PROMPT: Provide an exact reproduction of every entry.
━━━━━━━━━━━━━━━━━━━━━━━━━━━━━━
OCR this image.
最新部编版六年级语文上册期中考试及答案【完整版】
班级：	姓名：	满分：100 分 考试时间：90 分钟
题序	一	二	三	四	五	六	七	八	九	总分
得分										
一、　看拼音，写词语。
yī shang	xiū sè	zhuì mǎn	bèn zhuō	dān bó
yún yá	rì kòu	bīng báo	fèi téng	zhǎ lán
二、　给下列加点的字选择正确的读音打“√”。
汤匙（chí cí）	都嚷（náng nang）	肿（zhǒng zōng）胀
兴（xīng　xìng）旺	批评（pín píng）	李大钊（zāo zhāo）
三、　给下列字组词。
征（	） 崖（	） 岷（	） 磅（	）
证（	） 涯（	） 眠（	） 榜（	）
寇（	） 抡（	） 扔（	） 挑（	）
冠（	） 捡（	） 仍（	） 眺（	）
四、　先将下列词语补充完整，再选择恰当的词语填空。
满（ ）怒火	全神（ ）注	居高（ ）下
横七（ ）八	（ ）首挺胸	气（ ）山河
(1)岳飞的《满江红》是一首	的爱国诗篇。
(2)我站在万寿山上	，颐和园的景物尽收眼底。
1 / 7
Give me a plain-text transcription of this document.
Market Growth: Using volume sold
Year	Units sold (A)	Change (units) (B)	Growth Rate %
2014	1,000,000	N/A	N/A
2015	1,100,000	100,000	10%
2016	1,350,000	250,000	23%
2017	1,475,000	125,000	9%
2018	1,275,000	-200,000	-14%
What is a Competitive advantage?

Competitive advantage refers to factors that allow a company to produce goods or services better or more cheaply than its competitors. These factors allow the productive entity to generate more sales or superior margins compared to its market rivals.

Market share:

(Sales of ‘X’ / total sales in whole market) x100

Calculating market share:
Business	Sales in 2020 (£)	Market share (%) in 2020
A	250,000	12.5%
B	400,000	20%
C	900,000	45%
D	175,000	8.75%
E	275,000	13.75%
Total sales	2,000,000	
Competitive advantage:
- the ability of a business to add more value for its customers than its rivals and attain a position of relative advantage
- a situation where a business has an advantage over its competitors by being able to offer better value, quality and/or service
━━━━━━━━━━━━━━━━━━━━━━━━━━━━━━
ANSWER TO THIS TASK:
OCR this image.
最新部编版六年级语文上册期中考试及答案【完整版】
班级：	姓名：	满分：100 分 考试时间：90 分钟
题序	一	二	三	四	五	六	七	八	九	总分
得分										
一、　看拼音，写词语。
yī shang	xiū sè	zhuì mǎn	bèn zhuō	dān bó
yún yá	rì kòu	bīng báo	fèi téng	zhǎ lán
二、　给下列加点的字选择正确的读音打“√”。
汤匙（chí cí）	都嚷（náng nang）	肿（zhǒng zōng）胀
兴（xīng　xìng）旺	批评（pín píng）	李大钊（zāo zhāo）
三、　给下列字组词。
征（	） 崖（	） 岷（	） 磅（	）
证（	） 涯（	） 眠（	） 榜（	）
寇（	） 抡（	） 扔（	） 挑（	）
冠（	） 捡（	） 仍（	） 眺（	）
四、　先将下列词语补充完整，再选择恰当的词语填空。
满（ ）怒火	全神（ ）注	居高（ ）下
横七（ ）八	（ ）首挺胸	气（ ）山河
(1)岳飞的《满江红》是一首	的爱国诗篇。
(2)我站在万寿山上	，颐和园的景物尽收眼底。
1 / 7
Give me a plain-text transcription of this document.
Market Growth: Using volume sold
Year	Units sold (A)	Change (units) (B)	Growth Rate %
2014	1,000,000	N/A	N/A
2015	1,100,000	100,000	10%
2016	1,350,000	250,000	23%
2017	1,475,000	125,000	9%
2018	1,275,000	-200,000	-14%
What is a Competitive advantage?

Competitive advantage refers to factors that allow a company to produce goods or services better or more cheaply than its competitors. These factors allow the productive entity to generate more sales or superior margins compared to its market rivals.

Market share:

(Sales of ‘X’ / total sales in whole market) x100

Calculating market share:
Business	Sales in 2020 (£)	Market share (%) in 2020
A	250,000	12.5%
B	400,000	20%
C	900,000	45%
D	175,000	8.75%
E	275,000	13.75%
Total sales	2,000,000	
Competitive advantage:
- the ability of a business to add more value for its customers than its rivals and attain a position of relative advantage
- a situation where a business has an advantage over its competitors by being able to offer better value, quality and/or service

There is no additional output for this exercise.